What you have to do: Check each line of the records for "option"; collect those that have it.

Input data:

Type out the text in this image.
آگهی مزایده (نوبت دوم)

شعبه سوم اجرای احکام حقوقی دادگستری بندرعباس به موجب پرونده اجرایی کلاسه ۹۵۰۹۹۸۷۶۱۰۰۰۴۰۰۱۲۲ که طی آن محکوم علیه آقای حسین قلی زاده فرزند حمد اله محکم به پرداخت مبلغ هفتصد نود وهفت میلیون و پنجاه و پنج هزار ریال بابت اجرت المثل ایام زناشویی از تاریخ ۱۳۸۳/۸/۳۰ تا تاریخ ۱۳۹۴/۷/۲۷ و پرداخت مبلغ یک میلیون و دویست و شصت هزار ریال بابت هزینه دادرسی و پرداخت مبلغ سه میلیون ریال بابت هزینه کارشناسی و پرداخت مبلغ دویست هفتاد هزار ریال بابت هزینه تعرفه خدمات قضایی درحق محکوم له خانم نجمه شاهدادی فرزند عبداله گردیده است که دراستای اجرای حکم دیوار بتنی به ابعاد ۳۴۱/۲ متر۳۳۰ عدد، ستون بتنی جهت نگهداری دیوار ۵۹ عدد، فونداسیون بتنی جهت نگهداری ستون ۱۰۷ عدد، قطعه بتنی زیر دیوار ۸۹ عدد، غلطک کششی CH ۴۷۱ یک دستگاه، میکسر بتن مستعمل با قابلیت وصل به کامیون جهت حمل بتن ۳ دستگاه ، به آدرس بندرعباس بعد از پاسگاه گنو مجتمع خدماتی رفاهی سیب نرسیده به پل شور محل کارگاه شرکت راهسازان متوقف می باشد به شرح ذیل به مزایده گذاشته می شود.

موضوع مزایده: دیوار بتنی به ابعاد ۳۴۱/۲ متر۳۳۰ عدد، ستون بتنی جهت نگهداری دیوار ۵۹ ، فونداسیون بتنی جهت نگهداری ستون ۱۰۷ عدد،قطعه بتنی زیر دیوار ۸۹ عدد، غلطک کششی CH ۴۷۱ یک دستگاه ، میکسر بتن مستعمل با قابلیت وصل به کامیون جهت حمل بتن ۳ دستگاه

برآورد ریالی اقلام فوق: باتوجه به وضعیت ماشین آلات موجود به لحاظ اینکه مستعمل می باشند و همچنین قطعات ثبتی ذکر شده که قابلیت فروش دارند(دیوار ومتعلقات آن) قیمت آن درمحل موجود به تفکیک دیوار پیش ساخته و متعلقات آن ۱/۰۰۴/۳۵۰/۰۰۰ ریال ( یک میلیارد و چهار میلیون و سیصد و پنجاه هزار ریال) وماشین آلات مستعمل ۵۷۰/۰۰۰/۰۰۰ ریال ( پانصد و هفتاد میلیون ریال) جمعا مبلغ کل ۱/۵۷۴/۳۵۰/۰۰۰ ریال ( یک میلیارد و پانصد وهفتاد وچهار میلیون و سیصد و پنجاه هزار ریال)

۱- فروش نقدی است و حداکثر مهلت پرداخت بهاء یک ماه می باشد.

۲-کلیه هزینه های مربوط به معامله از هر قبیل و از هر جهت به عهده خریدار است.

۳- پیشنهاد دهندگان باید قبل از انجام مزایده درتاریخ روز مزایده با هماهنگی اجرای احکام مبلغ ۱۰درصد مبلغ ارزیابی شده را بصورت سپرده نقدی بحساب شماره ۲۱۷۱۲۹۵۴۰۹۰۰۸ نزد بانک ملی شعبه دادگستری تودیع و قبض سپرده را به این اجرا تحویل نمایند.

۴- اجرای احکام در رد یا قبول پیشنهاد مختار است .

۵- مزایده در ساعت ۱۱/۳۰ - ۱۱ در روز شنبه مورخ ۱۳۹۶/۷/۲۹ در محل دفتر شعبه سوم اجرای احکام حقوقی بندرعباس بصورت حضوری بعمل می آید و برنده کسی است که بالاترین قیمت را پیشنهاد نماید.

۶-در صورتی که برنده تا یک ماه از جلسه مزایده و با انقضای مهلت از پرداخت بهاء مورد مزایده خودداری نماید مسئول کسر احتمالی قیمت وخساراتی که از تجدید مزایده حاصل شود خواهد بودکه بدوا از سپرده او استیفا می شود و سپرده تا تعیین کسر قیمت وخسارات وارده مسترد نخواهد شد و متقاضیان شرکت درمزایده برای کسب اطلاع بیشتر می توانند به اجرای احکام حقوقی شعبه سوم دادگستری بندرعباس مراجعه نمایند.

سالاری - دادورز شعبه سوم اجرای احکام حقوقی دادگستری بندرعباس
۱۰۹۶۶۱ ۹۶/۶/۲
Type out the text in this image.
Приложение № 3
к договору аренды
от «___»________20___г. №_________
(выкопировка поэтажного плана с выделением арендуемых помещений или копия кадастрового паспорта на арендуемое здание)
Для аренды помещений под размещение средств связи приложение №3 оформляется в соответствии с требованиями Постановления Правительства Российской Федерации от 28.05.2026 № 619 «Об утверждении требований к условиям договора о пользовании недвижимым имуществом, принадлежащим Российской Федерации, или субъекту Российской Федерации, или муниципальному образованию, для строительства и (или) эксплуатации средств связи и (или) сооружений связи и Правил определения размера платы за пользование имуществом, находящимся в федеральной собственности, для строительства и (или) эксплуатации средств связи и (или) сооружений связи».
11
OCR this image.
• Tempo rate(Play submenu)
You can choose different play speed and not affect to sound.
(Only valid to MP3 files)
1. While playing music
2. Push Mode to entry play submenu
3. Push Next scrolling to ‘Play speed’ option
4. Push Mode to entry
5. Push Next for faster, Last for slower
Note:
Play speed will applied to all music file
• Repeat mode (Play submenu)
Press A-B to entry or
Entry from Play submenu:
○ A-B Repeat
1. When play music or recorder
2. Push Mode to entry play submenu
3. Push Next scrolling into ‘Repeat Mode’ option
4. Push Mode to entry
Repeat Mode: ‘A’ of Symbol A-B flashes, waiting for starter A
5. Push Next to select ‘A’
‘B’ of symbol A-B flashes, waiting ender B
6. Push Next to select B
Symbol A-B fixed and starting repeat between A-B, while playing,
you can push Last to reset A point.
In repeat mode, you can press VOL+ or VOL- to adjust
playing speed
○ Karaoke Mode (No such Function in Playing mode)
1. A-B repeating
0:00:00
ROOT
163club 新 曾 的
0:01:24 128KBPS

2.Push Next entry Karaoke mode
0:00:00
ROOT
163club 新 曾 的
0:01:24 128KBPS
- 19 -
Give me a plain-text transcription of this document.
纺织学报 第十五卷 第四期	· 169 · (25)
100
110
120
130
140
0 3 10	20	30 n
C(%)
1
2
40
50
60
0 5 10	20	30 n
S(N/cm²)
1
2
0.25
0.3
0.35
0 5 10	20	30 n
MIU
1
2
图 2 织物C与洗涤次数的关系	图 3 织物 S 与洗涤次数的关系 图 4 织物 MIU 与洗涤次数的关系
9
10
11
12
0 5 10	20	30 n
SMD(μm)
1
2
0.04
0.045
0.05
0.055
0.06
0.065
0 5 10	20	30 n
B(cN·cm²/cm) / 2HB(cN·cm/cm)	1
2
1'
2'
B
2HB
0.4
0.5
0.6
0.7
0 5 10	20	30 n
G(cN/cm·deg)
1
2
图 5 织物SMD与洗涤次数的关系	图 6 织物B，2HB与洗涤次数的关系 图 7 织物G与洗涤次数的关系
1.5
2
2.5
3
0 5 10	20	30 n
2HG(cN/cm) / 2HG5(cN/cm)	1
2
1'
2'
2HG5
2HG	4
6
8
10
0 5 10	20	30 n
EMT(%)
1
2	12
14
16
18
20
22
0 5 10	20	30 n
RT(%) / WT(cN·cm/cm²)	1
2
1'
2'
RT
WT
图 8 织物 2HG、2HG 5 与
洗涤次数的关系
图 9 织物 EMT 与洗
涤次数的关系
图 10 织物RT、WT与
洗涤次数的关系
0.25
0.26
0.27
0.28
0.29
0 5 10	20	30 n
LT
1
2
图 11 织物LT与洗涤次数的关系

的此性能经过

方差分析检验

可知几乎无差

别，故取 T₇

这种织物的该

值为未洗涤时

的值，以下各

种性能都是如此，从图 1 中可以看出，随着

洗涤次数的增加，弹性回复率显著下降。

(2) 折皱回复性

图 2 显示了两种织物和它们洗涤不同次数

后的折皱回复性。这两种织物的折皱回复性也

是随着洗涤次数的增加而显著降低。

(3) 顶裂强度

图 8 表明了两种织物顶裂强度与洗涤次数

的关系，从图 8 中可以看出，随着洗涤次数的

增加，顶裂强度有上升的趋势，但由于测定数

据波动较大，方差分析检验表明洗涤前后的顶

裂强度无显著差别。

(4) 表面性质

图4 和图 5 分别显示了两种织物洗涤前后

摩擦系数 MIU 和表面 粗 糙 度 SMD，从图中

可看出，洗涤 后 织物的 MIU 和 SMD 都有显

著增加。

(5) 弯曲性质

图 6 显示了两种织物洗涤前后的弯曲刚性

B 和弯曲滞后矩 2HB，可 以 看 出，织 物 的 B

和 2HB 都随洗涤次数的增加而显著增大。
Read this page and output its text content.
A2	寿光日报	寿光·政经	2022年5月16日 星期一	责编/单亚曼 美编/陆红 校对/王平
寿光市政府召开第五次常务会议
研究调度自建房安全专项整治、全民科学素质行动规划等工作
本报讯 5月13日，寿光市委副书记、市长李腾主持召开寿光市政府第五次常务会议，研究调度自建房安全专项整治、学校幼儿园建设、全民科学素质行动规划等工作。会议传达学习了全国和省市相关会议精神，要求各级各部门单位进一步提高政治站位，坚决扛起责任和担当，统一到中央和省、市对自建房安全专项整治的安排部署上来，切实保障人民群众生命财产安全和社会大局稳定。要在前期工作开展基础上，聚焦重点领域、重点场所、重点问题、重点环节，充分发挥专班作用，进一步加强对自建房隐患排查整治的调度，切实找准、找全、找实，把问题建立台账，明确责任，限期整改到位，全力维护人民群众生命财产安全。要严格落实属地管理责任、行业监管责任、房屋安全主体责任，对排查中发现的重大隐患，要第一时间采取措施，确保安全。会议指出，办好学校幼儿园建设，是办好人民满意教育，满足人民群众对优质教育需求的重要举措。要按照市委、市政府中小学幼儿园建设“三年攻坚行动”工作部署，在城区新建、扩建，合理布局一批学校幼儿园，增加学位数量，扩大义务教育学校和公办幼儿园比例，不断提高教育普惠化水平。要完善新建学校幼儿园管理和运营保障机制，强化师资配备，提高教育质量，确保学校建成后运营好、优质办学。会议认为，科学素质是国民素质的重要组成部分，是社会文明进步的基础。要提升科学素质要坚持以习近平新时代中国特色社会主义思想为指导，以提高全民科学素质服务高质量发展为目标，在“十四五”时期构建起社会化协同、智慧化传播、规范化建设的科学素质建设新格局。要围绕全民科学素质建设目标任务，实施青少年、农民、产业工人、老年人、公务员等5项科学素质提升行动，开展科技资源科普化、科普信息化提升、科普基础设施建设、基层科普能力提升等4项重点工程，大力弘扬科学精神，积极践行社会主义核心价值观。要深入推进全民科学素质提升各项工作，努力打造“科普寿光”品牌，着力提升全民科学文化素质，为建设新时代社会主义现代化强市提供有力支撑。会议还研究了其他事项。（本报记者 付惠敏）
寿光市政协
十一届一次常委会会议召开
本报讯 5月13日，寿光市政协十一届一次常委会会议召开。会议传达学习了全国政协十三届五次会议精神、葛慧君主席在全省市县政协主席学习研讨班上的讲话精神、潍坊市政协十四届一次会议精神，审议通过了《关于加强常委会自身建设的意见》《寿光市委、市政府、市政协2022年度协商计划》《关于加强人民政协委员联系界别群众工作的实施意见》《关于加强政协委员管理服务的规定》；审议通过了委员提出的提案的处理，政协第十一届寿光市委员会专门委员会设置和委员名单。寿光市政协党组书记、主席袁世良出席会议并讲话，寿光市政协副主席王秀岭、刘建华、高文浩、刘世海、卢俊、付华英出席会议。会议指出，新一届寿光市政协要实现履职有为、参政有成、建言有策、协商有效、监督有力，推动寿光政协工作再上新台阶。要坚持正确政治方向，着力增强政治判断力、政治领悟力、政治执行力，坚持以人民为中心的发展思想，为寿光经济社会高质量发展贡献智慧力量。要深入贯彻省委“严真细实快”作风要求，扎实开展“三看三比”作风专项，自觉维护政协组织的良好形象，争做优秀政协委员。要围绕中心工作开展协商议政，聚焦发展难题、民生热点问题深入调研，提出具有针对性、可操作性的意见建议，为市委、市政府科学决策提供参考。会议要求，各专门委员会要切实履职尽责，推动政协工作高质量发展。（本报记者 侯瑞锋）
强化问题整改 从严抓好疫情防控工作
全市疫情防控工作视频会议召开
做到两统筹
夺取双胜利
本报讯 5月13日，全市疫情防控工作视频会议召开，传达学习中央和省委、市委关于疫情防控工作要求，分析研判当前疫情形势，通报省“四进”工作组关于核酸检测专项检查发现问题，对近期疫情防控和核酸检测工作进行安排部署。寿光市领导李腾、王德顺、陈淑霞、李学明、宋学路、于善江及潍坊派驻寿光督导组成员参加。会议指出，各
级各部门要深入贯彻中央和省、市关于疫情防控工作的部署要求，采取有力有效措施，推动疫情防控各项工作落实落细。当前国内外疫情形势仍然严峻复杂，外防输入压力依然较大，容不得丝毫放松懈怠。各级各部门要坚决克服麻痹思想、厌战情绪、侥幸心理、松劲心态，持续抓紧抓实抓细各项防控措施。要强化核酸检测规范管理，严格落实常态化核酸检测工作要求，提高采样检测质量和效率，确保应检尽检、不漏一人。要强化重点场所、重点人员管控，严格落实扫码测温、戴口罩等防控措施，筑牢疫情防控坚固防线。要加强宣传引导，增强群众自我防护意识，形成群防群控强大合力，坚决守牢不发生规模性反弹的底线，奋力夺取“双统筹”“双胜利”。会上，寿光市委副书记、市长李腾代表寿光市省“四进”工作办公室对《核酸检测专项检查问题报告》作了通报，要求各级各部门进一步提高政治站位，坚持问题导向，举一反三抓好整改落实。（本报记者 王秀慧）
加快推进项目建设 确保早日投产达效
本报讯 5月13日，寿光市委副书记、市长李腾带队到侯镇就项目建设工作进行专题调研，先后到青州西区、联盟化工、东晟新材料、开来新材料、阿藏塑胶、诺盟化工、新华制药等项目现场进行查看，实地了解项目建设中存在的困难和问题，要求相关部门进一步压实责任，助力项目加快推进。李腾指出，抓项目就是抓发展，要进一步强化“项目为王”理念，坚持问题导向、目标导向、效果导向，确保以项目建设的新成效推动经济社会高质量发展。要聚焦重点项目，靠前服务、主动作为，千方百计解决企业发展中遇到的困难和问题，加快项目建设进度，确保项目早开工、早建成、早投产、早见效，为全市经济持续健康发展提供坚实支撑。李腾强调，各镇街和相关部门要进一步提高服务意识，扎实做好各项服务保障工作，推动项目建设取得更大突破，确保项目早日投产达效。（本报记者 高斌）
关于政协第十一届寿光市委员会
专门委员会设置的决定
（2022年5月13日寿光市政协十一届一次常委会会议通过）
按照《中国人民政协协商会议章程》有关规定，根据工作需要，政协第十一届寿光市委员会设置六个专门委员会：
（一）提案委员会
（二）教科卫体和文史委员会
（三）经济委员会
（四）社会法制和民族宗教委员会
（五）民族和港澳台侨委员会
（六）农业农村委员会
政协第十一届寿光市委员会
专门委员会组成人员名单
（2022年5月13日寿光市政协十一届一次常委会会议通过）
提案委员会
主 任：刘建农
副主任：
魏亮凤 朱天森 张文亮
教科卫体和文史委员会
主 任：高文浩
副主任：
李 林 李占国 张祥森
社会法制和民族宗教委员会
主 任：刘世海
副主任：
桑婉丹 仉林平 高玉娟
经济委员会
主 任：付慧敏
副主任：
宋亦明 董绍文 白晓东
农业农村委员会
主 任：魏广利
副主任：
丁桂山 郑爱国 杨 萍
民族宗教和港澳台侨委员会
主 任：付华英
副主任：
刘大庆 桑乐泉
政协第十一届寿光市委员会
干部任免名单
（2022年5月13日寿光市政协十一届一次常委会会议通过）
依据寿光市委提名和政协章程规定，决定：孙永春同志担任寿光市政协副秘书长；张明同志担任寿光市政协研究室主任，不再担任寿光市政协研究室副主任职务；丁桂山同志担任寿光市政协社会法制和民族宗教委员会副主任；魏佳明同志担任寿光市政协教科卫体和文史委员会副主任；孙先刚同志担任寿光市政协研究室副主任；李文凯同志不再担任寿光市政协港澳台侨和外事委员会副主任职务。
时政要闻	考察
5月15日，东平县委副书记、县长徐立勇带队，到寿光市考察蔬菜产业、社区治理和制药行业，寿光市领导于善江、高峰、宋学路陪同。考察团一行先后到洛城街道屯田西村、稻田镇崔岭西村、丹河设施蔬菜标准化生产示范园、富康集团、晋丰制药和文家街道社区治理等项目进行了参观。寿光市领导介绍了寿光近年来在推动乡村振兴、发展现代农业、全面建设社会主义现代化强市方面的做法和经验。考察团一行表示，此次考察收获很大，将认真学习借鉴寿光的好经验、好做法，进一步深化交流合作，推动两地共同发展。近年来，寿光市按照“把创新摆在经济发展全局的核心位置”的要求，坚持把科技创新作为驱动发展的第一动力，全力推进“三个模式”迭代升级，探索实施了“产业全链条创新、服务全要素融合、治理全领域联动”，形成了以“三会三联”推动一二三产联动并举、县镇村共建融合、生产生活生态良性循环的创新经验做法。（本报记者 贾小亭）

Response below:
3. Push Next scrolling to ‘Play speed’ option
3. Push Next scrolling into ‘Repeat Mode’ option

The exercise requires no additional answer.